— Start —
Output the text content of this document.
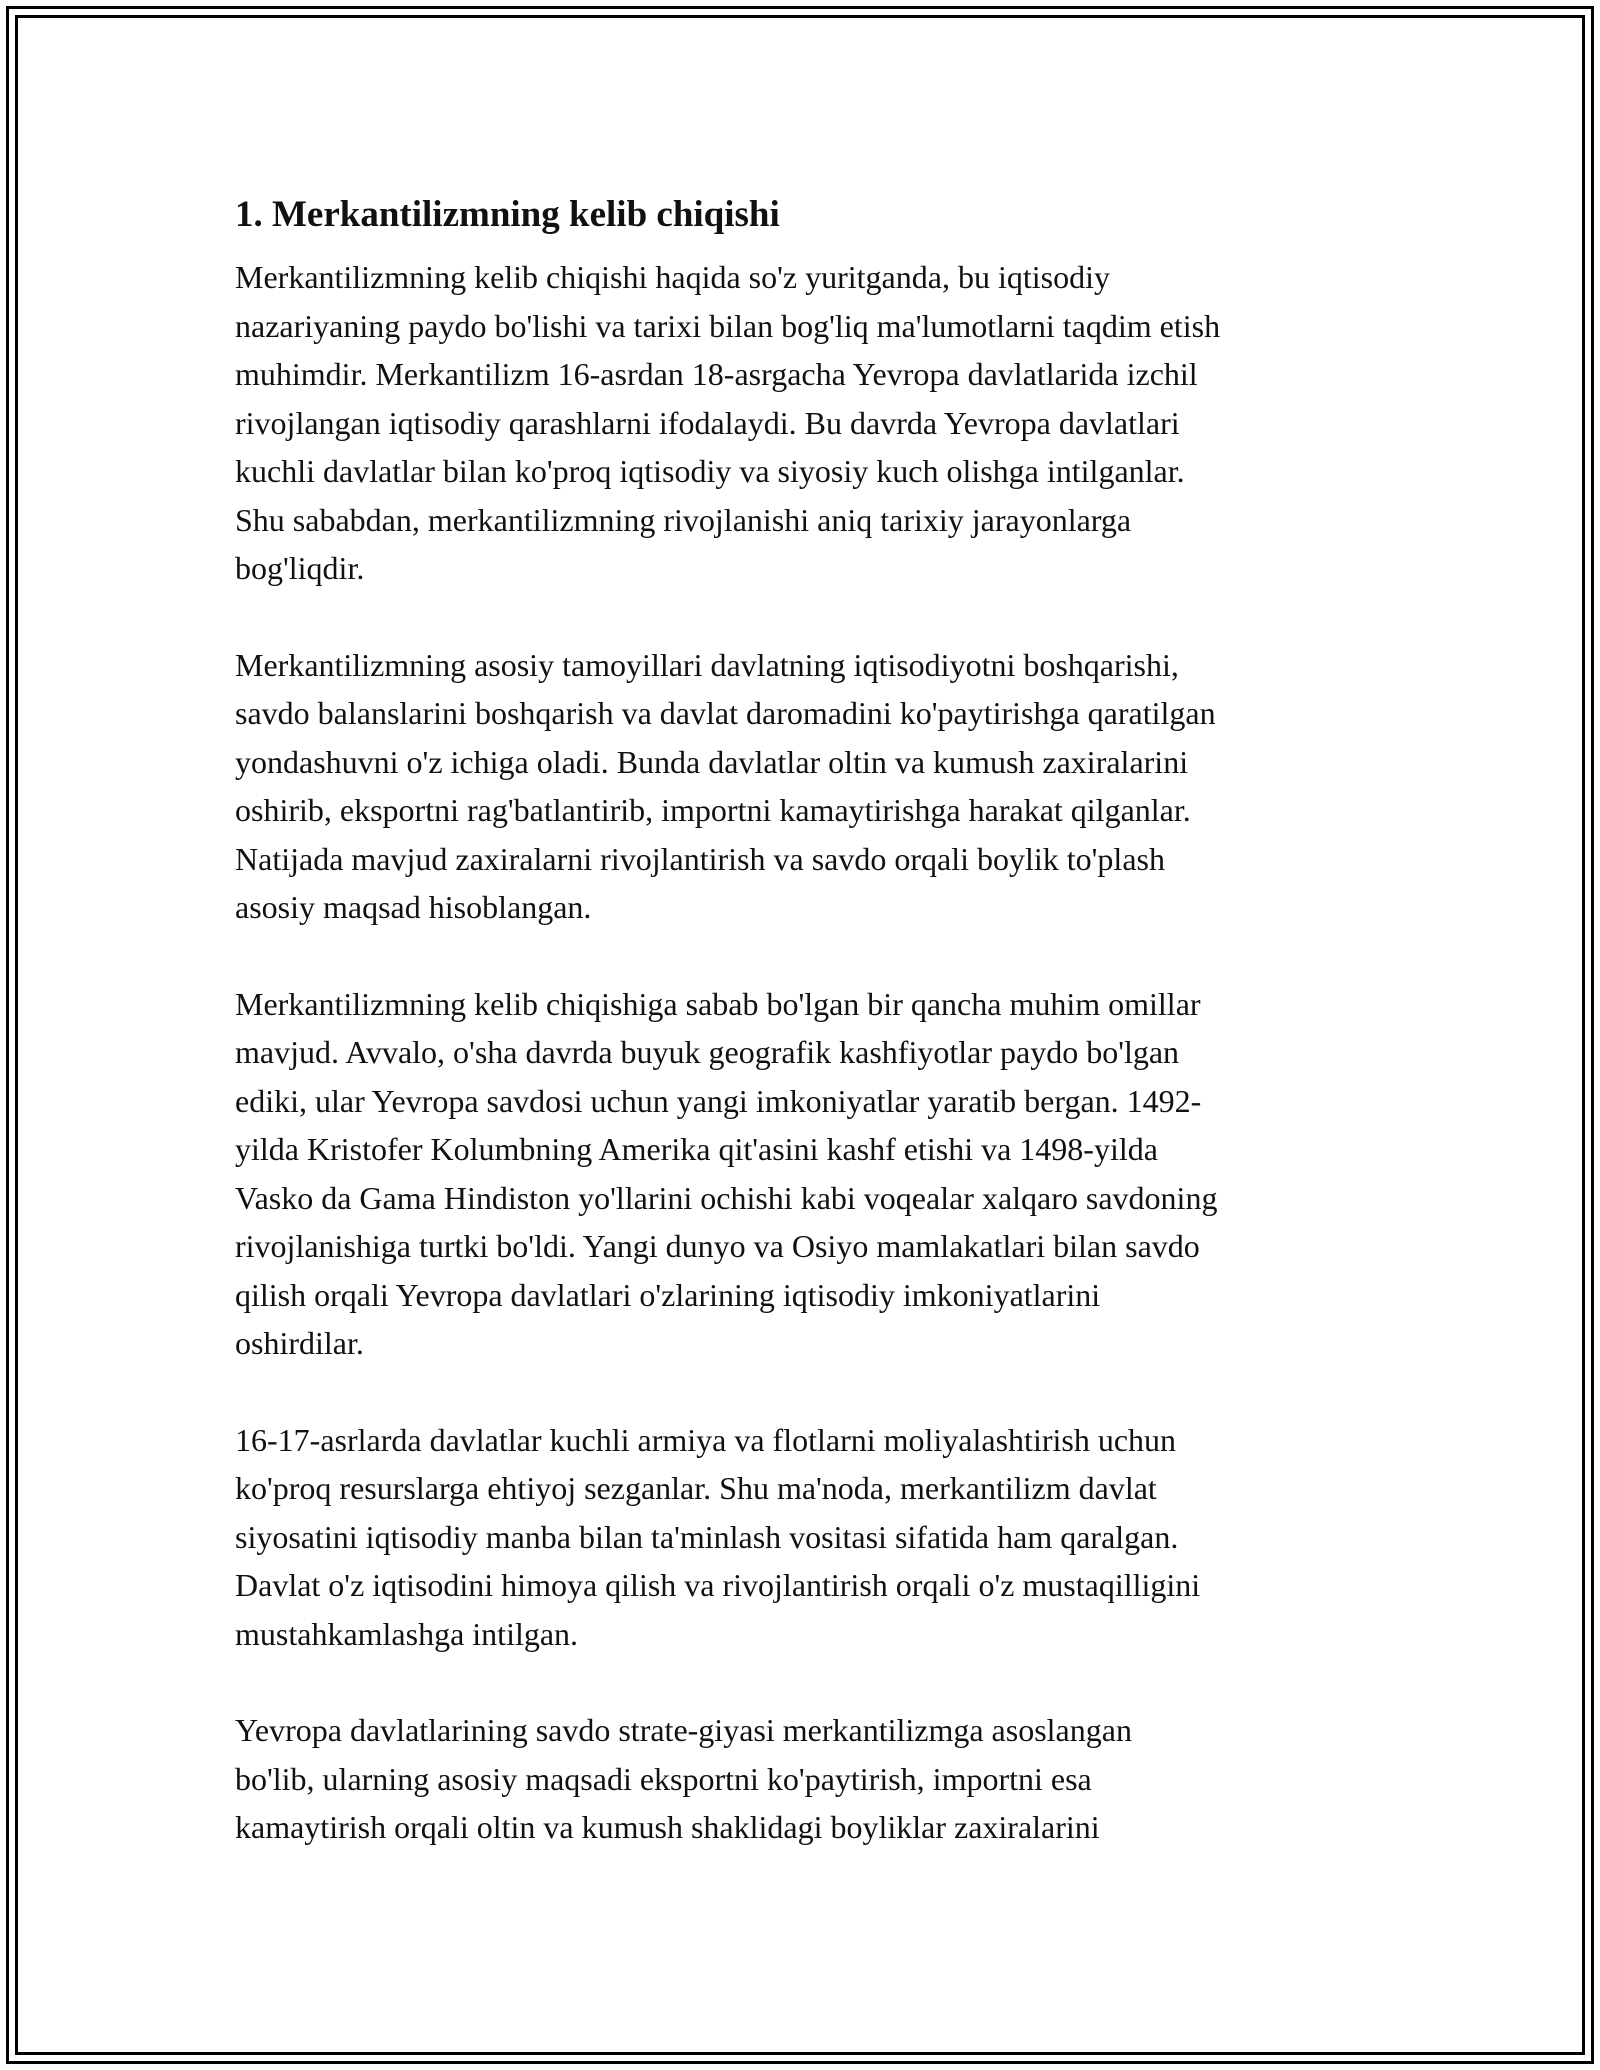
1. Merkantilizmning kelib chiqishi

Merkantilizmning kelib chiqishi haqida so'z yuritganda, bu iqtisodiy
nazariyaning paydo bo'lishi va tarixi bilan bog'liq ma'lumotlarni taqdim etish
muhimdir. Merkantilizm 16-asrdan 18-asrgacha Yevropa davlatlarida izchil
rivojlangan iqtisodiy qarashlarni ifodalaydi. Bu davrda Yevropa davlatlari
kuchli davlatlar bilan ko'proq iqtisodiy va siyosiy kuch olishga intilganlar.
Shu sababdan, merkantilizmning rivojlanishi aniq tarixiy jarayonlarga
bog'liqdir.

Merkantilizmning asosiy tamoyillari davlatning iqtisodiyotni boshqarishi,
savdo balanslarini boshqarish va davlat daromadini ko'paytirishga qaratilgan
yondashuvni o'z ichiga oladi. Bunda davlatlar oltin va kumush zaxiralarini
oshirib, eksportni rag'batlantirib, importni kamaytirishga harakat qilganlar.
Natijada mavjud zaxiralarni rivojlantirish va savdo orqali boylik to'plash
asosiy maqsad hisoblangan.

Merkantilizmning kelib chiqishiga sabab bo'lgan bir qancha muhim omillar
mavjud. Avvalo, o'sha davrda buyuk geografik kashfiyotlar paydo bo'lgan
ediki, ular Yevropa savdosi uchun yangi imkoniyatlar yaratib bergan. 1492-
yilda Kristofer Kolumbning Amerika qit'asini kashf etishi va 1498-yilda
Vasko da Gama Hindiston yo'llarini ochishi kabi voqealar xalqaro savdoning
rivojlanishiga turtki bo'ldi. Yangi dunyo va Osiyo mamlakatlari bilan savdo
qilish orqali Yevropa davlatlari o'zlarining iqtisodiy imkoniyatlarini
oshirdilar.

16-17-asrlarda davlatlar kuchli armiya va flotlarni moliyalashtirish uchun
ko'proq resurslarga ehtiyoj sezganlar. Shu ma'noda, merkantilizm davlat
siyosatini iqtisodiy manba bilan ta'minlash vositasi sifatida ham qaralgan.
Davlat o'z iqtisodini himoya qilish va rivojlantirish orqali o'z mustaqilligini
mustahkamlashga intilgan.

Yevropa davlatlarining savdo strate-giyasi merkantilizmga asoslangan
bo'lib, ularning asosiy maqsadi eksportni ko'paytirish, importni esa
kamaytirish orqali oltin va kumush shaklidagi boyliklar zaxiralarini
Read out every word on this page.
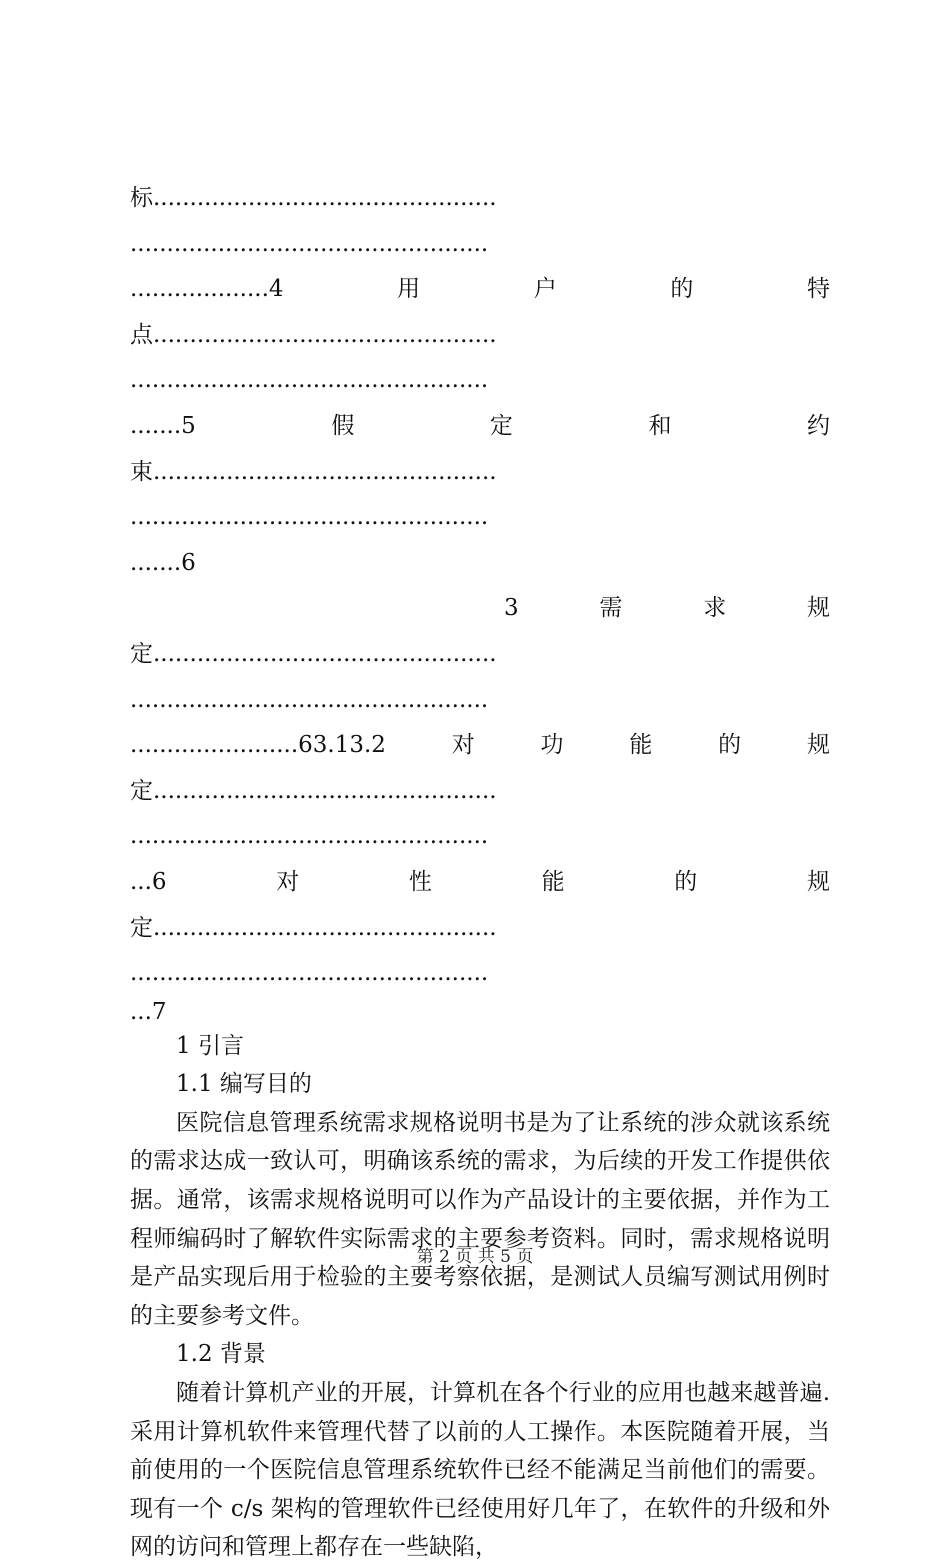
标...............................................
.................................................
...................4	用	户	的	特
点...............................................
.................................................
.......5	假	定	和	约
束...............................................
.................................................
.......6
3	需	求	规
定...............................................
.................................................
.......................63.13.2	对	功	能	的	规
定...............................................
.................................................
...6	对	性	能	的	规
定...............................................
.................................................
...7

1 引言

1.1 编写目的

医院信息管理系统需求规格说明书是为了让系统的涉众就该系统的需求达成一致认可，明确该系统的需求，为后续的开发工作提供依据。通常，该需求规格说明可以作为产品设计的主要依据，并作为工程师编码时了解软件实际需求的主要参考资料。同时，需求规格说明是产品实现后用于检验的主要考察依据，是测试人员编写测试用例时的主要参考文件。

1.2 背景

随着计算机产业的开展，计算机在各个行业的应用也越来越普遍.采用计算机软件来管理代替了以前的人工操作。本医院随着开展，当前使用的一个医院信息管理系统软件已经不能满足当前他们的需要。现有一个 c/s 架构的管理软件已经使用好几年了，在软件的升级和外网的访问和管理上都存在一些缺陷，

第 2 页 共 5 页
— End —
# AIM
Excluding the pictures, reproduce every entry exactly as given.

# ANSWER FOR THE TASK
Output the text content of this document.
1. Merkantilizmning kelib chiqishi

Merkantilizmning kelib chiqishi haqida so'z yuritganda, bu iqtisodiy
nazariyaning paydo bo'lishi va tarixi bilan bog'liq ma'lumotlarni taqdim etish
muhimdir. Merkantilizm 16-asrdan 18-asrgacha Yevropa davlatlarida izchil
rivojlangan iqtisodiy qarashlarni ifodalaydi. Bu davrda Yevropa davlatlari
kuchli davlatlar bilan ko'proq iqtisodiy va siyosiy kuch olishga intilganlar.
Shu sababdan, merkantilizmning rivojlanishi aniq tarixiy jarayonlarga
bog'liqdir.

Merkantilizmning asosiy tamoyillari davlatning iqtisodiyotni boshqarishi,
savdo balanslarini boshqarish va davlat daromadini ko'paytirishga qaratilgan
yondashuvni o'z ichiga oladi. Bunda davlatlar oltin va kumush zaxiralarini
oshirib, eksportni rag'batlantirib, importni kamaytirishga harakat qilganlar.
Natijada mavjud zaxiralarni rivojlantirish va savdo orqali boylik to'plash
asosiy maqsad hisoblangan.

Merkantilizmning kelib chiqishiga sabab bo'lgan bir qancha muhim omillar
mavjud. Avvalo, o'sha davrda buyuk geografik kashfiyotlar paydo bo'lgan
ediki, ular Yevropa savdosi uchun yangi imkoniyatlar yaratib bergan. 1492-
yilda Kristofer Kolumbning Amerika qit'asini kashf etishi va 1498-yilda
Vasko da Gama Hindiston yo'llarini ochishi kabi voqealar xalqaro savdoning
rivojlanishiga turtki bo'ldi. Yangi dunyo va Osiyo mamlakatlari bilan savdo
qilish orqali Yevropa davlatlari o'zlarining iqtisodiy imkoniyatlarini
oshirdilar.

16-17-asrlarda davlatlar kuchli armiya va flotlarni moliyalashtirish uchun
ko'proq resurslarga ehtiyoj sezganlar. Shu ma'noda, merkantilizm davlat
siyosatini iqtisodiy manba bilan ta'minlash vositasi sifatida ham qaralgan.
Davlat o'z iqtisodini himoya qilish va rivojlantirish orqali o'z mustaqilligini
mustahkamlashga intilgan.

Yevropa davlatlarining savdo strate-giyasi merkantilizmga asoslangan
bo'lib, ularning asosiy maqsadi eksportni ko'paytirish, importni esa
kamaytirish orqali oltin va kumush shaklidagi boyliklar zaxiralarini
Read out every word on this page.
标...............................................
.................................................
...................4	用	户	的	特
点...............................................
.................................................
.......5	假	定	和	约
束...............................................
.................................................
.......6
3	需	求	规
定...............................................
.................................................
.......................63.13.2	对	功	能	的	规
定...............................................
.................................................
...6	对	性	能	的	规
定...............................................
.................................................
...7

1 引言

1.1 编写目的

医院信息管理系统需求规格说明书是为了让系统的涉众就该系统的需求达成一致认可，明确该系统的需求，为后续的开发工作提供依据。通常，该需求规格说明可以作为产品设计的主要依据，并作为工程师编码时了解软件实际需求的主要参考资料。同时，需求规格说明是产品实现后用于检验的主要考察依据，是测试人员编写测试用例时的主要参考文件。

1.2 背景

随着计算机产业的开展，计算机在各个行业的应用也越来越普遍.采用计算机软件来管理代替了以前的人工操作。本医院随着开展，当前使用的一个医院信息管理系统软件已经不能满足当前他们的需要。现有一个 c/s 架构的管理软件已经使用好几年了，在软件的升级和外网的访问和管理上都存在一些缺陷，

第 2 页 共 5 页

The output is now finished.